[SHORT EXERCISE] All lines in which the word "that" occurs are to be extracted.

# SOURCE DATA start

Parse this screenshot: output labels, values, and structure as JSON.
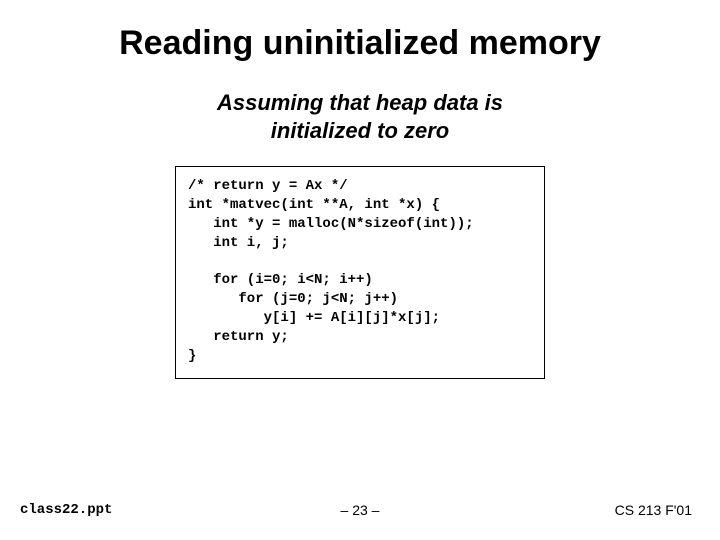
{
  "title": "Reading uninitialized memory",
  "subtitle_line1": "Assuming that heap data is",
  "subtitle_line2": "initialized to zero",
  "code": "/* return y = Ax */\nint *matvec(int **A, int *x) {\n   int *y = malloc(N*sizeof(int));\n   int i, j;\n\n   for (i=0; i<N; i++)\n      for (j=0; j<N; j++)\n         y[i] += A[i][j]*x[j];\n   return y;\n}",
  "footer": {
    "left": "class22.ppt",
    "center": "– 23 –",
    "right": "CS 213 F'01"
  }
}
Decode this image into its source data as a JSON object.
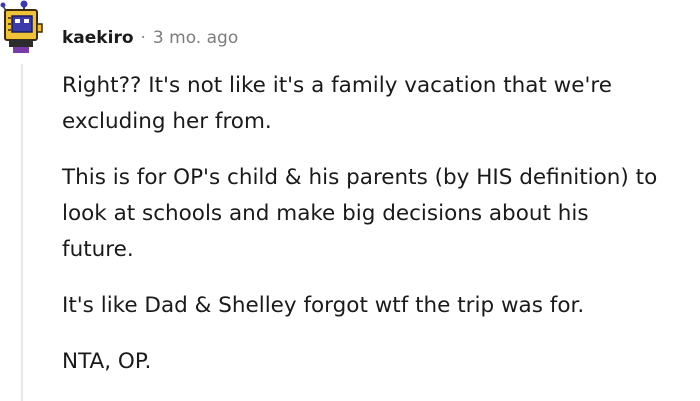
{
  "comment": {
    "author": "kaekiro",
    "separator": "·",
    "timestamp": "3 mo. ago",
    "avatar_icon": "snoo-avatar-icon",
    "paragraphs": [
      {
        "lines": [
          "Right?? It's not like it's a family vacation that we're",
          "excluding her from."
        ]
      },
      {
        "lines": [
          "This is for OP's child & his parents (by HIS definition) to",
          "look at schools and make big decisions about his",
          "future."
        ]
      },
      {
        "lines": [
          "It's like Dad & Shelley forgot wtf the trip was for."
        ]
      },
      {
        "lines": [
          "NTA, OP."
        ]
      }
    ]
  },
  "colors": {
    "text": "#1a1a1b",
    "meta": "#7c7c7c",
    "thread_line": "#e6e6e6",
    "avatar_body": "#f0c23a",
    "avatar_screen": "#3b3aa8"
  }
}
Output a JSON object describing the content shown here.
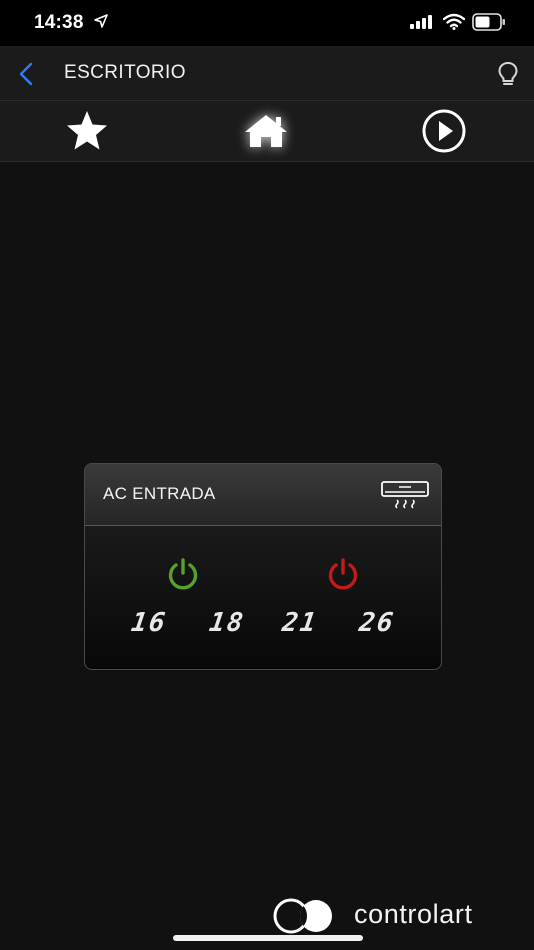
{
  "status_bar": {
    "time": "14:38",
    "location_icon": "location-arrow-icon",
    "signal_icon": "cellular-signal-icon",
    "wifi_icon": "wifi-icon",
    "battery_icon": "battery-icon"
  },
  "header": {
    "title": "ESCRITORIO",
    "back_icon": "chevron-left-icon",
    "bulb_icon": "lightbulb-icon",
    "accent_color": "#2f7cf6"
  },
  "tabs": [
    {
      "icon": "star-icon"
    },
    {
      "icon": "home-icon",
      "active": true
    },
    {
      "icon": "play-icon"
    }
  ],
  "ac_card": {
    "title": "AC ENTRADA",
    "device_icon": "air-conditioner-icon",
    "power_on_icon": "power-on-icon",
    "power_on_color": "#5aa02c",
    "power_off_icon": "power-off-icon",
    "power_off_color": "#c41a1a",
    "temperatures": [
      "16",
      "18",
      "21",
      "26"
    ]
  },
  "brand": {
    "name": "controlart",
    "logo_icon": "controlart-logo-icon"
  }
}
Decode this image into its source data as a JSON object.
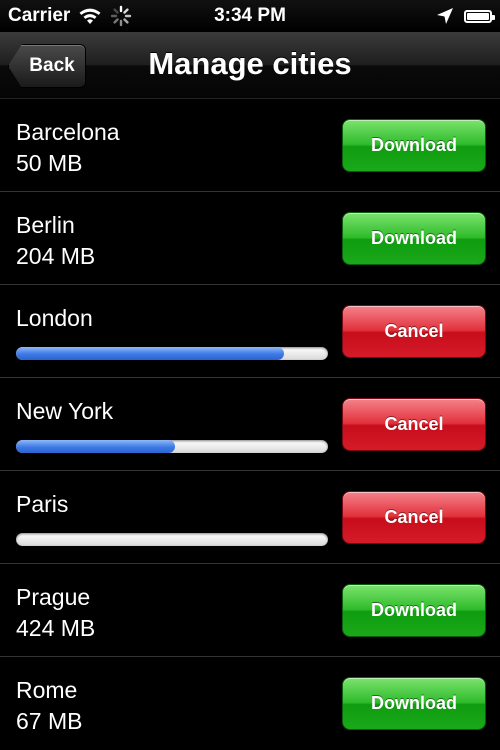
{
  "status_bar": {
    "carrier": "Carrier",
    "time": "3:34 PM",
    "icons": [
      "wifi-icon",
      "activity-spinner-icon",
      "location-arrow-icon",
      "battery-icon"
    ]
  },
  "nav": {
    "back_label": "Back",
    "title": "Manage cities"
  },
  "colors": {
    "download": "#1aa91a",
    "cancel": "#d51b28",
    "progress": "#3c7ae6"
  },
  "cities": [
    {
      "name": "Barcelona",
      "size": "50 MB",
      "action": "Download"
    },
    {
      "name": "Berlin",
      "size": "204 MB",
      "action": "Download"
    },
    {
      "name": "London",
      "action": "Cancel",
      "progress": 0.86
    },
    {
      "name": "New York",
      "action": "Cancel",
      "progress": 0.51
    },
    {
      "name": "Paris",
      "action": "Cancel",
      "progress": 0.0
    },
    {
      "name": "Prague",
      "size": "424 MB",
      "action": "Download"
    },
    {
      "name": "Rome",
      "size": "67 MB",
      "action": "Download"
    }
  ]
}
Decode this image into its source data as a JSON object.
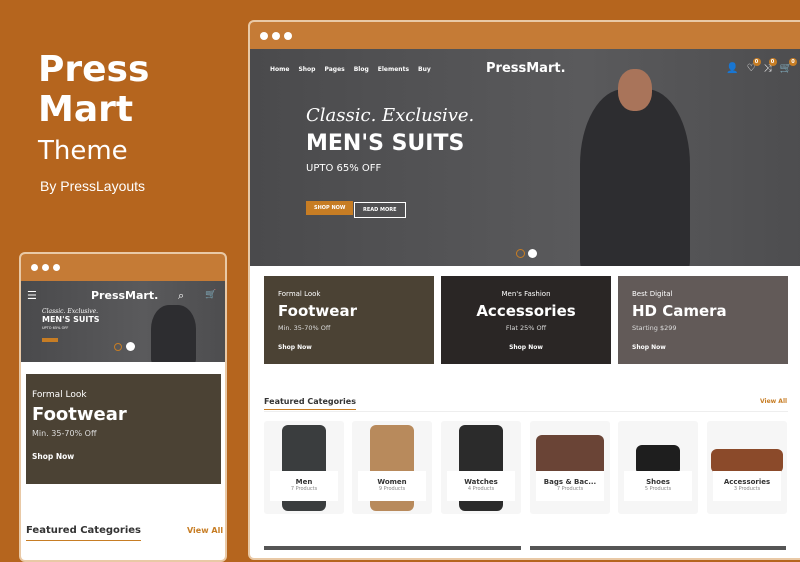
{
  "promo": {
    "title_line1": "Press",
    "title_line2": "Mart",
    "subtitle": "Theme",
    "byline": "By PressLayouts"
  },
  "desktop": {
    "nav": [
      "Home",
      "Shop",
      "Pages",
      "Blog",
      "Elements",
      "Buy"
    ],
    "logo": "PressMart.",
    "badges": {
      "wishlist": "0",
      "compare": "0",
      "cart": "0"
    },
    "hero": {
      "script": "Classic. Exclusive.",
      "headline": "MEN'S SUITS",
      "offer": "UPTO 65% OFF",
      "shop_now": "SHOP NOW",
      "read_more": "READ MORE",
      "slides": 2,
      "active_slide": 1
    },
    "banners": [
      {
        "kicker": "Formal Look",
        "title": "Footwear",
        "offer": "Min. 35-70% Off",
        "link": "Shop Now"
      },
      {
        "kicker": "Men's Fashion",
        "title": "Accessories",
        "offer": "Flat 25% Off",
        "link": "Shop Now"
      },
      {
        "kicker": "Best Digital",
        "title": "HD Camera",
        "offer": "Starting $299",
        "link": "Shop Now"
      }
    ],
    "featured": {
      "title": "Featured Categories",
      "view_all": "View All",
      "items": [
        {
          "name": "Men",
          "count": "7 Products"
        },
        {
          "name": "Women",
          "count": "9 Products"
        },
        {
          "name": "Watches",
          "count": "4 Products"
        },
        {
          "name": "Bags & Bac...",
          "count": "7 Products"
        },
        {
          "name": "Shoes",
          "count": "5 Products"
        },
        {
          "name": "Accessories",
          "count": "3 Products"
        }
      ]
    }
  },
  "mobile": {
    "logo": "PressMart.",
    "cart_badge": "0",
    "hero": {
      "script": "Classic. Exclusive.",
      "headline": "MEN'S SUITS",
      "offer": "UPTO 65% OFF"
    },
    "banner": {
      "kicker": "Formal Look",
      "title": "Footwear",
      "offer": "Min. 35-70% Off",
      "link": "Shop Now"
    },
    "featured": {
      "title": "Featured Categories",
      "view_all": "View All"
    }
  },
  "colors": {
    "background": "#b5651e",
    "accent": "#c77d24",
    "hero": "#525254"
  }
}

# SOURCE DATA end

[CORRECT RESPONSE]
  "subtitle_line1": "Assuming that heap data is",
          "Right?? It's not like it's a family vacation that we're",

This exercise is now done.